▸ AIM OF THE TASK
Write out each line beneath this one exactly as it reads.

====

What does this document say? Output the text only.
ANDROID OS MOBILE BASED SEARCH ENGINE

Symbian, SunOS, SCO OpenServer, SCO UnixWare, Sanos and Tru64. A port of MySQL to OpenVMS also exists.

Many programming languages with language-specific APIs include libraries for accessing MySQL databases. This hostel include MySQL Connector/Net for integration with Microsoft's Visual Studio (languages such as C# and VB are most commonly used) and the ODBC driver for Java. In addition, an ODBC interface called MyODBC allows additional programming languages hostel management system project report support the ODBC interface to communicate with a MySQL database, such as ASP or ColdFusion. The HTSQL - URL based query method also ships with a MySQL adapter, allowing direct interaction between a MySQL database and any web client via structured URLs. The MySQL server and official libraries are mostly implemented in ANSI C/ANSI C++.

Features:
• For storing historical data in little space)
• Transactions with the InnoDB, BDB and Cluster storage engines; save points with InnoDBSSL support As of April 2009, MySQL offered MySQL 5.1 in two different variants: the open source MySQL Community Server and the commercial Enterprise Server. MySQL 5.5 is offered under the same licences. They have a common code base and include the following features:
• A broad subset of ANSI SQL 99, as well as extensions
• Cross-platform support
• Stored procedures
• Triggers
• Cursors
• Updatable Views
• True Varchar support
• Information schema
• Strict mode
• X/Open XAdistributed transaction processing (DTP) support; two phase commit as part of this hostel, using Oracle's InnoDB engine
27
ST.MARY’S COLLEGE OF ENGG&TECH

====

▸ RESULT OF THE TASK
What does this document say? Output the text only.
ANDROID OS MOBILE BASED SEARCH ENGINE

Symbian, SunOS, SCO OpenServer, SCO UnixWare, Sanos and Tru64. A port of MySQL to OpenVMS also exists.

Many programming languages with language-specific APIs include libraries for accessing MySQL databases. This hostel include MySQL Connector/Net for integration with Microsoft's Visual Studio (languages such as C# and VB are most commonly used) and the ODBC driver for Java. In addition, an ODBC interface called MyODBC allows additional programming languages hostel management system project report support the ODBC interface to communicate with a MySQL database, such as ASP or ColdFusion. The HTSQL - URL based query method also ships with a MySQL adapter, allowing direct interaction between a MySQL database and any web client via structured URLs. The MySQL server and official libraries are mostly implemented in ANSI C/ANSI C++.

Features:
• For storing historical data in little space)
• Transactions with the InnoDB, BDB and Cluster storage engines; save points with InnoDBSSL support As of April 2009, MySQL offered MySQL 5.1 in two different variants: the open source MySQL Community Server and the commercial Enterprise Server. MySQL 5.5 is offered under the same licences. They have a common code base and include the following features:
• A broad subset of ANSI SQL 99, as well as extensions
• Cross-platform support
• Stored procedures
• Triggers
• Cursors
• Updatable Views
• True Varchar support
• Information schema
• Strict mode
• X/Open XAdistributed transaction processing (DTP) support; two phase commit as part of this hostel, using Oracle's InnoDB engine
27
ST.MARY’S COLLEGE OF ENGG&TECH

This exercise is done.